Task — Find every line below that contains the word "title" and copy it out.

Entries —
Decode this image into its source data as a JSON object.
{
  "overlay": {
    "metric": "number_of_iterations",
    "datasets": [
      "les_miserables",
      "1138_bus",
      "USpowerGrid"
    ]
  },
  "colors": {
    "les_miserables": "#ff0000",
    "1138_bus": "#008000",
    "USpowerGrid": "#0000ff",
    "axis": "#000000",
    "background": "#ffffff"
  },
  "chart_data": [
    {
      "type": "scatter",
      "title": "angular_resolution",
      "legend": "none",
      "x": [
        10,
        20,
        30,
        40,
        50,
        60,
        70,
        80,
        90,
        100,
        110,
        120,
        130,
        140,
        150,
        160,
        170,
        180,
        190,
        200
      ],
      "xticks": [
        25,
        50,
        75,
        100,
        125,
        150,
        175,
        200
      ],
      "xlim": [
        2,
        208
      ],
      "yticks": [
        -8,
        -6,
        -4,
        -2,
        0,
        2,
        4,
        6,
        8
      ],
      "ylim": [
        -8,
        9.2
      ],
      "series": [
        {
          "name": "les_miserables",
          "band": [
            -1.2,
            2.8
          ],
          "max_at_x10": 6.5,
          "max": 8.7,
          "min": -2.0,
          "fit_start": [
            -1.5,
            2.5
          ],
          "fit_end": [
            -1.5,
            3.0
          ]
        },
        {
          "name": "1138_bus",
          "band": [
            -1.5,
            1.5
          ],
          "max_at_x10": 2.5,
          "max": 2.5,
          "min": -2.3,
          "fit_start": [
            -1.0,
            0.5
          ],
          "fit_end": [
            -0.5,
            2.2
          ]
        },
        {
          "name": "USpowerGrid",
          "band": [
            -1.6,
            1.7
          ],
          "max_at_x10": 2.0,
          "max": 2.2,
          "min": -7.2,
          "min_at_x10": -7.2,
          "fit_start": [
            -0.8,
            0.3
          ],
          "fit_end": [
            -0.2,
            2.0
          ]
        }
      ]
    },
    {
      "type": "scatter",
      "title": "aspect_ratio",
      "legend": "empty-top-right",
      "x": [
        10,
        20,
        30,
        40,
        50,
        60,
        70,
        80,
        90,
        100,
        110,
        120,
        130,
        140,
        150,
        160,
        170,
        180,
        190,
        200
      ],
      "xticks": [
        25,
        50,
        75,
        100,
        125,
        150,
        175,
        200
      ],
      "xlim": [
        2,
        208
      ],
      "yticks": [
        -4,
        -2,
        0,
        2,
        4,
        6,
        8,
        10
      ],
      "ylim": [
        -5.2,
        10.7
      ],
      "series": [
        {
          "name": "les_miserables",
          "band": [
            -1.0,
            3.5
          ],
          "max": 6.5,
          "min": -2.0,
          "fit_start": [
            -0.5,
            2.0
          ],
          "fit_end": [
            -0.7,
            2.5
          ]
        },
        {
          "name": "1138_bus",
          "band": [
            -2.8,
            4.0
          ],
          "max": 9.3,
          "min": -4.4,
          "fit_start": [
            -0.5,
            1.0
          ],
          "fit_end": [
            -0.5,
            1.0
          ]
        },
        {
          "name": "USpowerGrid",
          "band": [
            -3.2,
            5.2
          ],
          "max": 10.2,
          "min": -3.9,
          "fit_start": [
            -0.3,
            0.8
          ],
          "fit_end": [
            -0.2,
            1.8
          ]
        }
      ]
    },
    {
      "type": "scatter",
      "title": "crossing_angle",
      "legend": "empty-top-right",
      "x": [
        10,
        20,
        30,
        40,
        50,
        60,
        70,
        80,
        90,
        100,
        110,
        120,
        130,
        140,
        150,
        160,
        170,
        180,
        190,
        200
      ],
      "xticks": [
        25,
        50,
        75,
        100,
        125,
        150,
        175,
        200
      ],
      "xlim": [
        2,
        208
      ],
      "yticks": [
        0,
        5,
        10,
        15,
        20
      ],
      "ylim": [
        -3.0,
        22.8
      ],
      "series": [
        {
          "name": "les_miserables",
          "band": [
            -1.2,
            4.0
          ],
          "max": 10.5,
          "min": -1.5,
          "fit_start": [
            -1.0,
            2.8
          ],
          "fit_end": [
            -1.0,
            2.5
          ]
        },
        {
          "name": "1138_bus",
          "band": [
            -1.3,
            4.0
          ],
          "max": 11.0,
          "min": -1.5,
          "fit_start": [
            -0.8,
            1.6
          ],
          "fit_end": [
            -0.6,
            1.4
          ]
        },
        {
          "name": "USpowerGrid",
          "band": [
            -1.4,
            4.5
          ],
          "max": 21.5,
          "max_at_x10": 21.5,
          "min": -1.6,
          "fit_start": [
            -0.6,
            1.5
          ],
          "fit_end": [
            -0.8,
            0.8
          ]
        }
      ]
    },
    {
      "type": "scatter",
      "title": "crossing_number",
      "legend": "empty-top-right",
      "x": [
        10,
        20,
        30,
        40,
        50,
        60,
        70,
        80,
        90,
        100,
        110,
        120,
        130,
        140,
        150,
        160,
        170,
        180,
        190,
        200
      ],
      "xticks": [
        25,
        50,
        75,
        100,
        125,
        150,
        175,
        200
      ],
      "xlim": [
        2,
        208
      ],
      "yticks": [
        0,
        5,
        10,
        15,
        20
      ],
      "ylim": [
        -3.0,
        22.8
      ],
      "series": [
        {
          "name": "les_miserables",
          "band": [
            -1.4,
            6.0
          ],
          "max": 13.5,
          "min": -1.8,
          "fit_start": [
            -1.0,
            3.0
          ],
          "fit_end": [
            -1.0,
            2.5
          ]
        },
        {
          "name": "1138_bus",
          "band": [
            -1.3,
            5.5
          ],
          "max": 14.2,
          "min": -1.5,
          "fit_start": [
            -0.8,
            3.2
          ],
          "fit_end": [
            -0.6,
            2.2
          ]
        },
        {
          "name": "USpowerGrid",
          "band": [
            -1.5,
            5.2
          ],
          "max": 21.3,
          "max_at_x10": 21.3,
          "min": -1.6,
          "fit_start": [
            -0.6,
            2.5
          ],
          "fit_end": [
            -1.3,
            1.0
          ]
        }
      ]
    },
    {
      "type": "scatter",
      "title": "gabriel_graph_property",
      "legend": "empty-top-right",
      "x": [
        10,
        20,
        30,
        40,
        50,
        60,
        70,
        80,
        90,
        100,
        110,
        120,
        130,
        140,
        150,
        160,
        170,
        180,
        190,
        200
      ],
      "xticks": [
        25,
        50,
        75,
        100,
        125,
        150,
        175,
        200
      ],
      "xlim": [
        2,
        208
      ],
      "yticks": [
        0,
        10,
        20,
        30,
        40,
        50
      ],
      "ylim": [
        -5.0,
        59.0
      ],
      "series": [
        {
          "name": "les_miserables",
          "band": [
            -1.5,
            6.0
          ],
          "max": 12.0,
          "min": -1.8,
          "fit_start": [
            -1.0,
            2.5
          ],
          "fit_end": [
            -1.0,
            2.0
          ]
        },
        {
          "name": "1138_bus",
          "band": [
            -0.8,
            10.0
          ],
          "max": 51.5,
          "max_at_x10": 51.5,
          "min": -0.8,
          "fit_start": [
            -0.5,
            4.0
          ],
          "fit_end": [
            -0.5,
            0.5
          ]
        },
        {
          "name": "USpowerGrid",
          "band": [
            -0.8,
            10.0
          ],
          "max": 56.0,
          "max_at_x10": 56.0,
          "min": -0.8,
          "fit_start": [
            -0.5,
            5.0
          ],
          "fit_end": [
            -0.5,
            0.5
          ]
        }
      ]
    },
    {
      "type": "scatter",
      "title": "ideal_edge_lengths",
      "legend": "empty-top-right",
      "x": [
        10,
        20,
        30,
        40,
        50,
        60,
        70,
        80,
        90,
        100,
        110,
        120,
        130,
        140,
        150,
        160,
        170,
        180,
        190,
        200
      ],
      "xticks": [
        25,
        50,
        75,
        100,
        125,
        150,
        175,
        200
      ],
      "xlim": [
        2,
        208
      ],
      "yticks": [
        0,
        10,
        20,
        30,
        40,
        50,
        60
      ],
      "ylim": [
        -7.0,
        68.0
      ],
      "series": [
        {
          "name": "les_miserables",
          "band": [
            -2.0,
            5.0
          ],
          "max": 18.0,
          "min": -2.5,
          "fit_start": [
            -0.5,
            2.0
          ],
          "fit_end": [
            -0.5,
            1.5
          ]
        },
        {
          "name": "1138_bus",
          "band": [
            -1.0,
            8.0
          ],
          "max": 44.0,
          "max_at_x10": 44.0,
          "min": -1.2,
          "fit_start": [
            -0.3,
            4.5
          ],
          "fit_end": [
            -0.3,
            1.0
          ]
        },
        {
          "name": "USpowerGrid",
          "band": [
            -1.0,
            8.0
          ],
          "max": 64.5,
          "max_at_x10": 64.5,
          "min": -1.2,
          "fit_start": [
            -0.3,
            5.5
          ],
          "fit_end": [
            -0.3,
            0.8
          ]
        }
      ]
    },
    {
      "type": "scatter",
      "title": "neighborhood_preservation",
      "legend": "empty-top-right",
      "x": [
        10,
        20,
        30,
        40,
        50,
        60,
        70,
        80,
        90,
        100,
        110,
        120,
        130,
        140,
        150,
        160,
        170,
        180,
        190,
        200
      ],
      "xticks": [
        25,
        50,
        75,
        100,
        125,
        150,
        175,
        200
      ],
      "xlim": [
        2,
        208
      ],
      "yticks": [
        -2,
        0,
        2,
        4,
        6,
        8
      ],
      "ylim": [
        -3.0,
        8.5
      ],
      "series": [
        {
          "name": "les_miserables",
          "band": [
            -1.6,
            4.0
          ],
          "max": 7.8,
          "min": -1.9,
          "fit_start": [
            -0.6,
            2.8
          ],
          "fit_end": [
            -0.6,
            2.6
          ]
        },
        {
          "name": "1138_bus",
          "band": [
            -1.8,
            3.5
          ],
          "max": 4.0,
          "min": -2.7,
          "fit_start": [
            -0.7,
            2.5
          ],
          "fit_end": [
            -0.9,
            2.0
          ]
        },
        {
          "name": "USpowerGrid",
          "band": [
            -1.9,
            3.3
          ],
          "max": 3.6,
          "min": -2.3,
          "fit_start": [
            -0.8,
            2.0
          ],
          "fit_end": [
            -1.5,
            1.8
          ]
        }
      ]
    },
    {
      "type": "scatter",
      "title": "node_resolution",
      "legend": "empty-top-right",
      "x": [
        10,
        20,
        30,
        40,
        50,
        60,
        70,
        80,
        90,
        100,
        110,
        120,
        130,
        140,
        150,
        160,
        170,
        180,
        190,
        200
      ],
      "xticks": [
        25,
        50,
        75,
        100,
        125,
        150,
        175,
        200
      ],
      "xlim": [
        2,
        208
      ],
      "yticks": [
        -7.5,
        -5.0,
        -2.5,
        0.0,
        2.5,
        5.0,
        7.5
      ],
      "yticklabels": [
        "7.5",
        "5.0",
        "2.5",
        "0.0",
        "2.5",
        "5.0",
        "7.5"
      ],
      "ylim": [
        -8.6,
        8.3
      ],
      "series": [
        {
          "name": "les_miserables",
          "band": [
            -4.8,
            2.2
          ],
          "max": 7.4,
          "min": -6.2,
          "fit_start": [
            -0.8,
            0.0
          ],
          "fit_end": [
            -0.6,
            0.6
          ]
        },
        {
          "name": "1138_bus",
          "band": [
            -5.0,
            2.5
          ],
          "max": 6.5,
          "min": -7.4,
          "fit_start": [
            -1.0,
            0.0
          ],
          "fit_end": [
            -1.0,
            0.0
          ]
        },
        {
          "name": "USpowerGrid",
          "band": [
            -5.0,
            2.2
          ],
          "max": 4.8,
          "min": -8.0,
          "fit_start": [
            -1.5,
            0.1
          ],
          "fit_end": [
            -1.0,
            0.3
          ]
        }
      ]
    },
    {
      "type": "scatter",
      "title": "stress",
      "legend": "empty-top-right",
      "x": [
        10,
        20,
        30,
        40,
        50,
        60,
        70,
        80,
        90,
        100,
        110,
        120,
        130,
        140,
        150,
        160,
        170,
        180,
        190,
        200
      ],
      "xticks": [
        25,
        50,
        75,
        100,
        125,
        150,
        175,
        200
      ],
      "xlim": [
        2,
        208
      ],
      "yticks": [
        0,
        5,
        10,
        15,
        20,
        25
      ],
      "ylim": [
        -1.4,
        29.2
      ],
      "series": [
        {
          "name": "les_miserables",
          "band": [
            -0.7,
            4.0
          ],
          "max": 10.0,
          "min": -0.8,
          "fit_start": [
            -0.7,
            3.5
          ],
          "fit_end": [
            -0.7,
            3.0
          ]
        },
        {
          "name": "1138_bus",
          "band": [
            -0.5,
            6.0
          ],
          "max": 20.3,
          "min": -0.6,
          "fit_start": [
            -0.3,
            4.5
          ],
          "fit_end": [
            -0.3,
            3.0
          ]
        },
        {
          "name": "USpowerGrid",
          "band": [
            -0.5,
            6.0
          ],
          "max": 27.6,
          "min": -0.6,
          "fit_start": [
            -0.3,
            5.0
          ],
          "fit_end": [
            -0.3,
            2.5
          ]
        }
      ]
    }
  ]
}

Solution for this exercise —
      "title": "angular_resolution",
      "title": "aspect_ratio",
      "title": "crossing_angle",
      "title": "crossing_number",
      "title": "gabriel_graph_property",
      "title": "ideal_edge_lengths",
      "title": "neighborhood_preservation",
      "title": "node_resolution",
      "title": "stress",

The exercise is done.